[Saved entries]
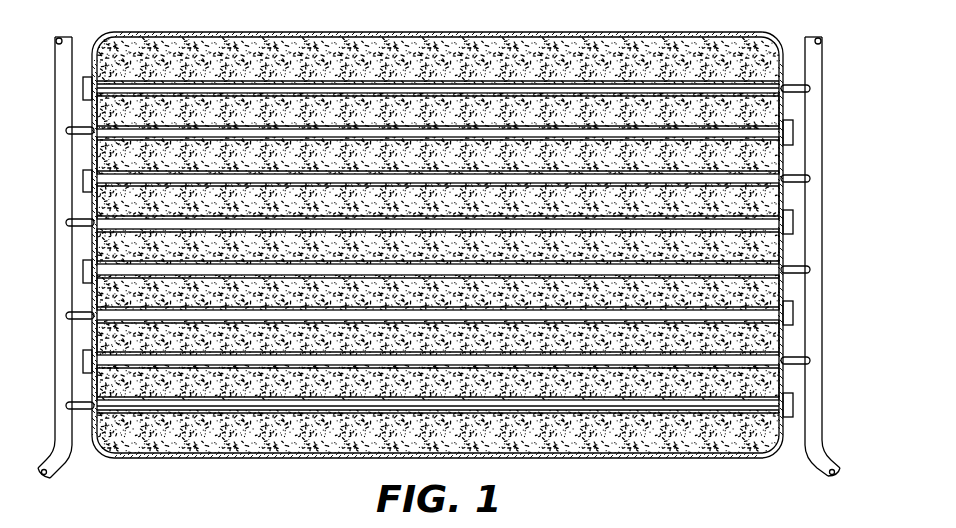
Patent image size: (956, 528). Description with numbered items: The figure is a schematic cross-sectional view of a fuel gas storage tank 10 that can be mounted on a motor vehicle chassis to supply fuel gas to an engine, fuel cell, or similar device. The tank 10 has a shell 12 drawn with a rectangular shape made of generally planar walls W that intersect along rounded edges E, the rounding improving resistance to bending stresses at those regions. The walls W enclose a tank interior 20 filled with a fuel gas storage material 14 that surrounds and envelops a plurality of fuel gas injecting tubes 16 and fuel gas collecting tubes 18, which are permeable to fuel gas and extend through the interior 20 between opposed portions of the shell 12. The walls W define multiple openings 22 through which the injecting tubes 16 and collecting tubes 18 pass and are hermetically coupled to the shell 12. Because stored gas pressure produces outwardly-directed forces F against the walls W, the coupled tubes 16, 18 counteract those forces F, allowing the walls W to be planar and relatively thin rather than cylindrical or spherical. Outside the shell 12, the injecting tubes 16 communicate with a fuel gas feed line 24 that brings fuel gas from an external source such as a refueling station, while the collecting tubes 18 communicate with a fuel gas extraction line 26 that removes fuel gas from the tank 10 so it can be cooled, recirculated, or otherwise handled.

The fuel gas storage tank 10 is at (440, 264).
The shell 12 is at (332, 463).
The fuel gas storage material 14 is at (453, 124).
The fuel gas injecting tube 16 is at (152, 124).
The fuel gas collecting tube 18 is at (655, 77).
The tank interior 20 is at (652, 456).
The openings 22 is at (106, 90).
The fuel gas feed line 24 is at (59, 351).
The fuel gas extraction line 26 is at (817, 313).
The edges E is at (104, 38).
The walls W is at (575, 33).
The forces F is at (437, 50).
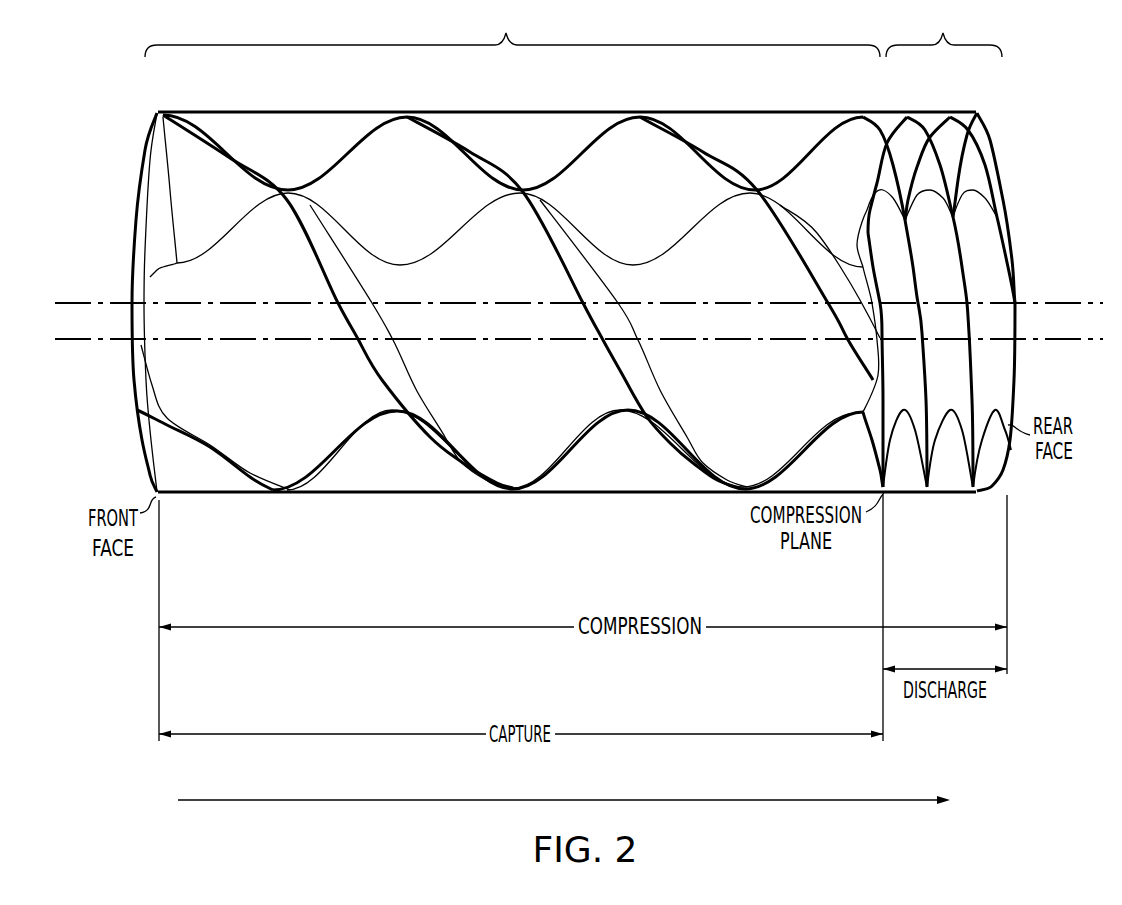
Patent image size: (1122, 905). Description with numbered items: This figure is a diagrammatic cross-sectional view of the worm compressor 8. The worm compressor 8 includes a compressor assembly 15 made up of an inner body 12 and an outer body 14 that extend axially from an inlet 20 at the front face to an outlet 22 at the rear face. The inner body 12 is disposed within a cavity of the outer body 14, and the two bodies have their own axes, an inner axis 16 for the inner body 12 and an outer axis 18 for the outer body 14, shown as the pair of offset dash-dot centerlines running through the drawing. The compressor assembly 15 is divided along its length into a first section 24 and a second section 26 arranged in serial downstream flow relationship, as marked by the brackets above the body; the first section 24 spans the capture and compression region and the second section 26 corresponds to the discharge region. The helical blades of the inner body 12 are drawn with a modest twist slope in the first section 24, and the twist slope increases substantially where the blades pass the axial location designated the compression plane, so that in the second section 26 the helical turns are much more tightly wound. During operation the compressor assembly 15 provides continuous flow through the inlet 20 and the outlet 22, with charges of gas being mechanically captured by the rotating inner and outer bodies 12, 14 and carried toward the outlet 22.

The worm compressor 8 is at (80, 461).
The inner body 12 is at (152, 327).
The outer body 14 is at (230, 112).
The compressor assembly 15 is at (182, 104).
The inner axis 16 is at (1065, 340).
The outer axis 18 is at (1086, 303).
The inlet 20 is at (157, 196).
The outlet 22 is at (996, 158).
The first section 24 is at (512, 30).
The second section 26 is at (944, 30).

▸ WHAT IS ASKED
Update these lines by replacing "cross-sectional view" with "sectional view" and keep everything else the same. Leave the pictures out of your answer.

▸ CORRECT ANSWER
Patent image size: (956, 528). Description with numbered items: The figure is a schematic sectional view of a fuel gas storage tank 10 that can be mounted on a motor vehicle chassis to supply fuel gas to an engine, fuel cell, or similar device. The tank 10 has a shell 12 drawn with a rectangular shape made of generally planar walls W that intersect along rounded edges E, the rounding improving resistance to bending stresses at those regions. The walls W enclose a tank interior 20 filled with a fuel gas storage material 14 that surrounds and envelops a plurality of fuel gas injecting tubes 16 and fuel gas collecting tubes 18, which are permeable to fuel gas and extend through the interior 20 between opposed portions of the shell 12. The walls W define multiple openings 22 through which the injecting tubes 16 and collecting tubes 18 pass and are hermetically coupled to the shell 12. Because stored gas pressure produces outwardly-directed forces F against the walls W, the coupled tubes 16, 18 counteract those forces F, allowing the walls W to be planar and relatively thin rather than cylindrical or spherical. Outside the shell 12, the injecting tubes 16 communicate with a fuel gas feed line 24 that brings fuel gas from an external source such as a refueling station, while the collecting tubes 18 communicate with a fuel gas extraction line 26 that removes fuel gas from the tank 10 so it can be cooled, recirculated, or otherwise handled.

The fuel gas storage tank 10 is at (440, 264).
The shell 12 is at (332, 463).
The fuel gas storage material 14 is at (453, 124).
The fuel gas injecting tube 16 is at (152, 124).
The fuel gas collecting tube 18 is at (655, 77).
The tank interior 20 is at (652, 456).
The openings 22 is at (106, 90).
The fuel gas feed line 24 is at (59, 351).
The fuel gas extraction line 26 is at (817, 313).
The edges E is at (104, 38).
The walls W is at (575, 33).
The forces F is at (437, 50).
Patent image size: (1122, 905). Description with numbered items: This figure is a diagrammatic sectional view of the worm compressor 8. The worm compressor 8 includes a compressor assembly 15 made up of an inner body 12 and an outer body 14 that extend axially from an inlet 20 at the front face to an outlet 22 at the rear face. The inner body 12 is disposed within a cavity of the outer body 14, and the two bodies have their own axes, an inner axis 16 for the inner body 12 and an outer axis 18 for the outer body 14, shown as the pair of offset dash-dot centerlines running through the drawing. The compressor assembly 15 is divided along its length into a first section 24 and a second section 26 arranged in serial downstream flow relationship, as marked by the brackets above the body; the first section 24 spans the capture and compression region and the second section 26 corresponds to the discharge region. The helical blades of the inner body 12 are drawn with a modest twist slope in the first section 24, and the twist slope increases substantially where the blades pass the axial location designated the compression plane, so that in the second section 26 the helical turns are much more tightly wound. During operation the compressor assembly 15 provides continuous flow through the inlet 20 and the outlet 22, with charges of gas being mechanically captured by the rotating inner and outer bodies 12, 14 and carried toward the outlet 22.

The worm compressor 8 is at (80, 461).
The inner body 12 is at (152, 327).
The outer body 14 is at (230, 112).
The compressor assembly 15 is at (182, 104).
The inner axis 16 is at (1065, 340).
The outer axis 18 is at (1086, 303).
The inlet 20 is at (157, 196).
The outlet 22 is at (996, 158).
The first section 24 is at (512, 30).
The second section 26 is at (944, 30).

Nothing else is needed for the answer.